Each entry needs to be restated exactly as written.

* Dataset rows:
........

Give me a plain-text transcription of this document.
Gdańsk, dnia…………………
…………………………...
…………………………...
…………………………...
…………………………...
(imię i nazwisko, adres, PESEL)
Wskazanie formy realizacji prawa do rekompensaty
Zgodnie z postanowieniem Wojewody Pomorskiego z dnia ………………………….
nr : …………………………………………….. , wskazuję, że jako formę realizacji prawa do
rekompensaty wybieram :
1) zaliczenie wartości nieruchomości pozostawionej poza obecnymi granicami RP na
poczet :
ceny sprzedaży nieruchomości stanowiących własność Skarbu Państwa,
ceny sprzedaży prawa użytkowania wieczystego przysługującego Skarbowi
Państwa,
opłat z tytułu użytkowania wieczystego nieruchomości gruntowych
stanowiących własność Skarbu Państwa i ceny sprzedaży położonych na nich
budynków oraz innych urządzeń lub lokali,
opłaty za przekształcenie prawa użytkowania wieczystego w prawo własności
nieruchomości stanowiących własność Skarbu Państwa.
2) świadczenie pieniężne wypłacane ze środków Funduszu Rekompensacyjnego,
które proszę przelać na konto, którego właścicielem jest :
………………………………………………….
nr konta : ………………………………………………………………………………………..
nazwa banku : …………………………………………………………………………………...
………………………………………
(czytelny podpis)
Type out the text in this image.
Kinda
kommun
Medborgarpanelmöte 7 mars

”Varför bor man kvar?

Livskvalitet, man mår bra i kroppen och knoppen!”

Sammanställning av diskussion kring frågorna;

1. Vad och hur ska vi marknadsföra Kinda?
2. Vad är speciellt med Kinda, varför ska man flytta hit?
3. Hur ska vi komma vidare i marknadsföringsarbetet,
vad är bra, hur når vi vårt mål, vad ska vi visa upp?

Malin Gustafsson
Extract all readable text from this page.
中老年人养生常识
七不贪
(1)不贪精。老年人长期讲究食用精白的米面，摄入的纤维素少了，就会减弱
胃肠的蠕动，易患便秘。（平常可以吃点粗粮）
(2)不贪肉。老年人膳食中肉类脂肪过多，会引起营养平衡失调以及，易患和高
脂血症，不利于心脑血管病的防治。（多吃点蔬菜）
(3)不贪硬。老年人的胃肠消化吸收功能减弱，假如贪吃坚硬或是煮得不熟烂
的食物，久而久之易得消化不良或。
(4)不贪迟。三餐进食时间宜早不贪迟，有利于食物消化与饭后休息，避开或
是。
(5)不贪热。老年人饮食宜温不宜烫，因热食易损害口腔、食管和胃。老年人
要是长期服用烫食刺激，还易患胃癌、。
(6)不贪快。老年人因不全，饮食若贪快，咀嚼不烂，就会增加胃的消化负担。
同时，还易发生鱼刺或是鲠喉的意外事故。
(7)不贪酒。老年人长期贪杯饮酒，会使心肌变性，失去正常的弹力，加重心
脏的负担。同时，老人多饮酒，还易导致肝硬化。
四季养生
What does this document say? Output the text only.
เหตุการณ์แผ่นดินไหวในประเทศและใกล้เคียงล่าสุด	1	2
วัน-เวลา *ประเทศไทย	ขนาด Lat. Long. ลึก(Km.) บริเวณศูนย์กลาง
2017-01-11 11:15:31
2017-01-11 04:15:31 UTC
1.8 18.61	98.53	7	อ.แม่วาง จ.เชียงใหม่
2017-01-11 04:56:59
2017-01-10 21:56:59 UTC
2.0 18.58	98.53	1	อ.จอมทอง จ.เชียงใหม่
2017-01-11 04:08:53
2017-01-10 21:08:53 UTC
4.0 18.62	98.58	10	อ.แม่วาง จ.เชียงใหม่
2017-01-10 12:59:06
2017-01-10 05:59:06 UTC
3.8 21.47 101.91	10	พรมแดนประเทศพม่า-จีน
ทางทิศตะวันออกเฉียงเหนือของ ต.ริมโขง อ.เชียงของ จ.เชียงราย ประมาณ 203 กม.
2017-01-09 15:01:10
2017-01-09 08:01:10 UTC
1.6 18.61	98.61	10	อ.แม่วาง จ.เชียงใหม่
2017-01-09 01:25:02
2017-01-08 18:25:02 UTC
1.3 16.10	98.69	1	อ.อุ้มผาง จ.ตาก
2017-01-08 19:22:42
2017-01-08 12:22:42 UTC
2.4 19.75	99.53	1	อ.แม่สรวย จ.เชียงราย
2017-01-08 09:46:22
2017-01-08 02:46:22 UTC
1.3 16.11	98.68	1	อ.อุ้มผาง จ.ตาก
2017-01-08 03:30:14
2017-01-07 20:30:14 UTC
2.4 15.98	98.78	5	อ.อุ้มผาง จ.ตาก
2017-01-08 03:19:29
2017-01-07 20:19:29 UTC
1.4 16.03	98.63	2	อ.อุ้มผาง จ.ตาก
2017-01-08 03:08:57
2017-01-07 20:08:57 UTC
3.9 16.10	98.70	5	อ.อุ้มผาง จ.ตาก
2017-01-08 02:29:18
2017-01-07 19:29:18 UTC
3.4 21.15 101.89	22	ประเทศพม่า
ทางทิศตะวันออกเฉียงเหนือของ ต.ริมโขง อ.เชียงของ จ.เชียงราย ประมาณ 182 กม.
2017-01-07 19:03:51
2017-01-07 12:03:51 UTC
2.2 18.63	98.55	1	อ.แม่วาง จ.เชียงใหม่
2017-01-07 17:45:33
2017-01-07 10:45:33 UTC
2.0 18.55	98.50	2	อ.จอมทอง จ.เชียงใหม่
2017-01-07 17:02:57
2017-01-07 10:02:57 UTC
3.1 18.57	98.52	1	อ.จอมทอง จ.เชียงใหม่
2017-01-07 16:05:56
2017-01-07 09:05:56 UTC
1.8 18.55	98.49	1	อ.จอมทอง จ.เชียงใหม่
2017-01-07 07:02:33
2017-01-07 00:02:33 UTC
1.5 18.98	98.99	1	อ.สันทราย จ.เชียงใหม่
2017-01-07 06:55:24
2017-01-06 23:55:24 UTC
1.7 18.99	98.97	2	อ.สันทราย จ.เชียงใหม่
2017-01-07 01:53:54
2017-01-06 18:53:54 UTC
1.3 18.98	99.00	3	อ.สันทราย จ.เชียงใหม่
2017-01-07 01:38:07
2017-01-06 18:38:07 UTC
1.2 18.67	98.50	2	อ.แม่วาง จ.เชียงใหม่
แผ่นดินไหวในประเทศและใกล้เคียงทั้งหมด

........

* Written response:
Give me a plain-text transcription of this document.
Gdańsk, dnia…………………
…………………………...
…………………………...
…………………………...
…………………………...
(imię i nazwisko, adres, PESEL)
Wskazanie formy realizacji prawa do rekompensaty
Zgodnie z postanowieniem Wojewody Pomorskiego z dnia ………………………….
nr : …………………………………………….. , wskazuję, że jako formę realizacji prawa do
rekompensaty wybieram :
1) zaliczenie wartości nieruchomości pozostawionej poza obecnymi granicami RP na
poczet :
ceny sprzedaży nieruchomości stanowiących własność Skarbu Państwa,
ceny sprzedaży prawa użytkowania wieczystego przysługującego Skarbowi
Państwa,
opłat z tytułu użytkowania wieczystego nieruchomości gruntowych
stanowiących własność Skarbu Państwa i ceny sprzedaży położonych na nich
budynków oraz innych urządzeń lub lokali,
opłaty za przekształcenie prawa użytkowania wieczystego w prawo własności
nieruchomości stanowiących własność Skarbu Państwa.
2) świadczenie pieniężne wypłacane ze środków Funduszu Rekompensacyjnego,
które proszę przelać na konto, którego właścicielem jest :
………………………………………………….
nr konta : ………………………………………………………………………………………..
nazwa banku : …………………………………………………………………………………...
………………………………………
(czytelny podpis)
Type out the text in this image.
Kinda
kommun
Medborgarpanelmöte 7 mars

”Varför bor man kvar?

Livskvalitet, man mår bra i kroppen och knoppen!”

Sammanställning av diskussion kring frågorna;

1. Vad och hur ska vi marknadsföra Kinda?
2. Vad är speciellt med Kinda, varför ska man flytta hit?
3. Hur ska vi komma vidare i marknadsföringsarbetet,
vad är bra, hur når vi vårt mål, vad ska vi visa upp?

Malin Gustafsson
Extract all readable text from this page.
中老年人养生常识
七不贪
(1)不贪精。老年人长期讲究食用精白的米面，摄入的纤维素少了，就会减弱
胃肠的蠕动，易患便秘。（平常可以吃点粗粮）
(2)不贪肉。老年人膳食中肉类脂肪过多，会引起营养平衡失调以及，易患和高
脂血症，不利于心脑血管病的防治。（多吃点蔬菜）
(3)不贪硬。老年人的胃肠消化吸收功能减弱，假如贪吃坚硬或是煮得不熟烂
的食物，久而久之易得消化不良或。
(4)不贪迟。三餐进食时间宜早不贪迟，有利于食物消化与饭后休息，避开或
是。
(5)不贪热。老年人饮食宜温不宜烫，因热食易损害口腔、食管和胃。老年人
要是长期服用烫食刺激，还易患胃癌、。
(6)不贪快。老年人因不全，饮食若贪快，咀嚼不烂，就会增加胃的消化负担。
同时，还易发生鱼刺或是鲠喉的意外事故。
(7)不贪酒。老年人长期贪杯饮酒，会使心肌变性，失去正常的弹力，加重心
脏的负担。同时，老人多饮酒，还易导致肝硬化。
四季养生
What does this document say? Output the text only.
เหตุการณ์แผ่นดินไหวในประเทศและใกล้เคียงล่าสุด	1	2
วัน-เวลา *ประเทศไทย	ขนาด Lat. Long. ลึก(Km.) บริเวณศูนย์กลาง
2017-01-11 11:15:31
2017-01-11 04:15:31 UTC
1.8 18.61	98.53	7	อ.แม่วาง จ.เชียงใหม่
2017-01-11 04:56:59
2017-01-10 21:56:59 UTC
2.0 18.58	98.53	1	อ.จอมทอง จ.เชียงใหม่
2017-01-11 04:08:53
2017-01-10 21:08:53 UTC
4.0 18.62	98.58	10	อ.แม่วาง จ.เชียงใหม่
2017-01-10 12:59:06
2017-01-10 05:59:06 UTC
3.8 21.47 101.91	10	พรมแดนประเทศพม่า-จีน
ทางทิศตะวันออกเฉียงเหนือของ ต.ริมโขง อ.เชียงของ จ.เชียงราย ประมาณ 203 กม.
2017-01-09 15:01:10
2017-01-09 08:01:10 UTC
1.6 18.61	98.61	10	อ.แม่วาง จ.เชียงใหม่
2017-01-09 01:25:02
2017-01-08 18:25:02 UTC
1.3 16.10	98.69	1	อ.อุ้มผาง จ.ตาก
2017-01-08 19:22:42
2017-01-08 12:22:42 UTC
2.4 19.75	99.53	1	อ.แม่สรวย จ.เชียงราย
2017-01-08 09:46:22
2017-01-08 02:46:22 UTC
1.3 16.11	98.68	1	อ.อุ้มผาง จ.ตาก
2017-01-08 03:30:14
2017-01-07 20:30:14 UTC
2.4 15.98	98.78	5	อ.อุ้มผาง จ.ตาก
2017-01-08 03:19:29
2017-01-07 20:19:29 UTC
1.4 16.03	98.63	2	อ.อุ้มผาง จ.ตาก
2017-01-08 03:08:57
2017-01-07 20:08:57 UTC
3.9 16.10	98.70	5	อ.อุ้มผาง จ.ตาก
2017-01-08 02:29:18
2017-01-07 19:29:18 UTC
3.4 21.15 101.89	22	ประเทศพม่า
ทางทิศตะวันออกเฉียงเหนือของ ต.ริมโขง อ.เชียงของ จ.เชียงราย ประมาณ 182 กม.
2017-01-07 19:03:51
2017-01-07 12:03:51 UTC
2.2 18.63	98.55	1	อ.แม่วาง จ.เชียงใหม่
2017-01-07 17:45:33
2017-01-07 10:45:33 UTC
2.0 18.55	98.50	2	อ.จอมทอง จ.เชียงใหม่
2017-01-07 17:02:57
2017-01-07 10:02:57 UTC
3.1 18.57	98.52	1	อ.จอมทอง จ.เชียงใหม่
2017-01-07 16:05:56
2017-01-07 09:05:56 UTC
1.8 18.55	98.49	1	อ.จอมทอง จ.เชียงใหม่
2017-01-07 07:02:33
2017-01-07 00:02:33 UTC
1.5 18.98	98.99	1	อ.สันทราย จ.เชียงใหม่
2017-01-07 06:55:24
2017-01-06 23:55:24 UTC
1.7 18.99	98.97	2	อ.สันทราย จ.เชียงใหม่
2017-01-07 01:53:54
2017-01-06 18:53:54 UTC
1.3 18.98	99.00	3	อ.สันทราย จ.เชียงใหม่
2017-01-07 01:38:07
2017-01-06 18:38:07 UTC
1.2 18.67	98.50	2	อ.แม่วาง จ.เชียงใหม่
แผ่นดินไหวในประเทศและใกล้เคียงทั้งหมด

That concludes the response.